Our 4 year old is generally a very good kid who follows directions and listens. But especially when he is tired, he can act out - for example, by throwing a ball in the living room after being asked not to. When we address the behavior and ask him to apologize, he totally refuses. He will acknowledge having done something wrong but will say that he "doesn't know how to say sorry." Same when he accidentally hurts someone by playing too aggressively -- he refuses to say he's sorry. It's the strangest thing. This is even true when we pull him aside and tell him he has to apologize in order to continue playing. We will tell him that all he has to do is say sorry and he can go play, but he still refuses.

STATED GOAL 1 -
Please copy all of the bounding box entries below line for line, without changing anything.

Bounding box entries

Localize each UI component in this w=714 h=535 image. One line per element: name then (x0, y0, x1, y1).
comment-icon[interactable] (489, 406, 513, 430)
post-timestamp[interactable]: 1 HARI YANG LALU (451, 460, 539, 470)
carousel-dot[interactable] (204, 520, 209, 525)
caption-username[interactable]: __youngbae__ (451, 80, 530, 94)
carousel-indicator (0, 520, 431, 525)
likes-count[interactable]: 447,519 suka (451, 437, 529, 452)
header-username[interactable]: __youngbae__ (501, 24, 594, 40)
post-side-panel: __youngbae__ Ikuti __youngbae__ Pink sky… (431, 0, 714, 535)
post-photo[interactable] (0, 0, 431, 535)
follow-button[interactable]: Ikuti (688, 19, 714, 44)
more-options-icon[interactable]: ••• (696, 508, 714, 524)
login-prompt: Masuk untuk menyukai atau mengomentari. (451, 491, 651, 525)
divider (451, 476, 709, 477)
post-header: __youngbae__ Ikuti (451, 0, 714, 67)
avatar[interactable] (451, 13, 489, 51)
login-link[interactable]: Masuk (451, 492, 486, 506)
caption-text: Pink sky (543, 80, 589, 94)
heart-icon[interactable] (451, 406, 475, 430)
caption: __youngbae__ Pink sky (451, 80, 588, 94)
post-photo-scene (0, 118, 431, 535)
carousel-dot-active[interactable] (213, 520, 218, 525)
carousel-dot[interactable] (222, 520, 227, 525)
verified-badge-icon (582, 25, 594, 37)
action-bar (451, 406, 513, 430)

STATED GOAL 2 -
From the post about the 4 year old, list every action that has "we" as its subject, in the order the post gives them.

EXERCISE RESULT 1 -
Localize each UI component in this w=714 h=535 image. One line per element: name then (x0, y0, x1, y1).
comment-icon[interactable] (489, 406, 513, 430)
post-timestamp[interactable]: 1 HARI YANG LALU (451, 460, 539, 470)
carousel-dot[interactable] (204, 520, 209, 525)
caption-username[interactable]: __youngbae__ (451, 80, 530, 94)
carousel-indicator (0, 520, 431, 525)
likes-count[interactable]: 447,519 suka (451, 437, 529, 452)
header-username[interactable]: __youngbae__ (501, 24, 594, 40)
post-side-panel: __youngbae__ Ikuti __youngbae__ Pink sky… (431, 0, 714, 535)
post-photo[interactable] (0, 0, 431, 535)
follow-button[interactable]: Ikuti (688, 19, 714, 44)
more-options-icon[interactable]: ••• (696, 508, 714, 524)
login-prompt: Masuk untuk menyukai atau mengomentari. (451, 491, 651, 525)
divider (451, 476, 709, 477)
post-header: __youngbae__ Ikuti (451, 0, 714, 67)
avatar[interactable] (451, 13, 489, 51)
login-link[interactable]: Masuk (451, 492, 486, 506)
caption-text: Pink sky (543, 80, 589, 94)
heart-icon[interactable] (451, 406, 475, 430)
caption: __youngbae__ Pink sky (451, 80, 588, 94)
post-photo-scene (0, 118, 431, 535)
carousel-dot-active[interactable] (213, 520, 218, 525)
carousel-dot[interactable] (222, 520, 227, 525)
verified-badge-icon (582, 25, 594, 37)
action-bar (451, 406, 513, 430)

EXERCISE RESULT 2 -
- address the behavior
- ask him to apologize
- pull him aside
- tell him he has to apologize in order to continue playing
- tell him that all he has to do is say sorry and he can go play